##### PROVIDED MATERIAL #####

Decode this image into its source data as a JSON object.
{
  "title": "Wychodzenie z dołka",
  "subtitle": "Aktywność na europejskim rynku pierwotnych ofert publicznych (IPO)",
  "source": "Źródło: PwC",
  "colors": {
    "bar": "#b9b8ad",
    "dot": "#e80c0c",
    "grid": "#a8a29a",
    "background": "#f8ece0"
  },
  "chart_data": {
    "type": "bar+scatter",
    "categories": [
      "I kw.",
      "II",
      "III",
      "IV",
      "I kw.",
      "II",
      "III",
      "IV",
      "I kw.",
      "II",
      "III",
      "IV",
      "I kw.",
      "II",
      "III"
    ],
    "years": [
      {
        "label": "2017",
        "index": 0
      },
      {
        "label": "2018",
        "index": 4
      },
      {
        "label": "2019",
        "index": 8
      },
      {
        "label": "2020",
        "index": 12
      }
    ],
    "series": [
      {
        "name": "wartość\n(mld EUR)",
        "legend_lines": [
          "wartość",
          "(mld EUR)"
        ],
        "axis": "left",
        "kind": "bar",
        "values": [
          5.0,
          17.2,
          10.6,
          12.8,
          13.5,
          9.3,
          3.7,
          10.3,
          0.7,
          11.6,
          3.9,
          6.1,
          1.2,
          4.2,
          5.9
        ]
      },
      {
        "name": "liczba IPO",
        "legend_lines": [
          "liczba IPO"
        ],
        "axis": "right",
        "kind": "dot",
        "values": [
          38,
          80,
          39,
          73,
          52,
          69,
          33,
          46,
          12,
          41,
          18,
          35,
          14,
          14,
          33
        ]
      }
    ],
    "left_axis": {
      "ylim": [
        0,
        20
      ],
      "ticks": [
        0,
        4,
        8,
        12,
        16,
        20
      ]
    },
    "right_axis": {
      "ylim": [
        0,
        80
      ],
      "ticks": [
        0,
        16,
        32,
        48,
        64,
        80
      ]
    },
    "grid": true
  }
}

#####

» EXERCISE OBJECTIVE
Repeat each record exactly. Omit nothing.

» EXERCISE SOLUTION
Decode this image into its source data as a JSON object.
{
  "title": "Wychodzenie z dołka",
  "subtitle": "Aktywność na europejskim rynku pierwotnych ofert publicznych (IPO)",
  "source": "Źródło: PwC",
  "colors": {
    "bar": "#b9b8ad",
    "dot": "#e80c0c",
    "grid": "#a8a29a",
    "background": "#f8ece0"
  },
  "chart_data": {
    "type": "bar+scatter",
    "categories": [
      "I kw.",
      "II",
      "III",
      "IV",
      "I kw.",
      "II",
      "III",
      "IV",
      "I kw.",
      "II",
      "III",
      "IV",
      "I kw.",
      "II",
      "III"
    ],
    "years": [
      {
        "label": "2017",
        "index": 0
      },
      {
        "label": "2018",
        "index": 4
      },
      {
        "label": "2019",
        "index": 8
      },
      {
        "label": "2020",
        "index": 12
      }
    ],
    "series": [
      {
        "name": "wartość\n(mld EUR)",
        "legend_lines": [
          "wartość",
          "(mld EUR)"
        ],
        "axis": "left",
        "kind": "bar",
        "values": [
          5.0,
          17.2,
          10.6,
          12.8,
          13.5,
          9.3,
          3.7,
          10.3,
          0.7,
          11.6,
          3.9,
          6.1,
          1.2,
          4.2,
          5.9
        ]
      },
      {
        "name": "liczba IPO",
        "legend_lines": [
          "liczba IPO"
        ],
        "axis": "right",
        "kind": "dot",
        "values": [
          38,
          80,
          39,
          73,
          52,
          69,
          33,
          46,
          12,
          41,
          18,
          35,
          14,
          14,
          33
        ]
      }
    ],
    "left_axis": {
      "ylim": [
        0,
        20
      ],
      "ticks": [
        0,
        4,
        8,
        12,
        16,
        20
      ]
    },
    "right_axis": {
      "ylim": [
        0,
        80
      ],
      "ticks": [
        0,
        16,
        32,
        48,
        64,
        80
      ]
    },
    "grid": true
  }
}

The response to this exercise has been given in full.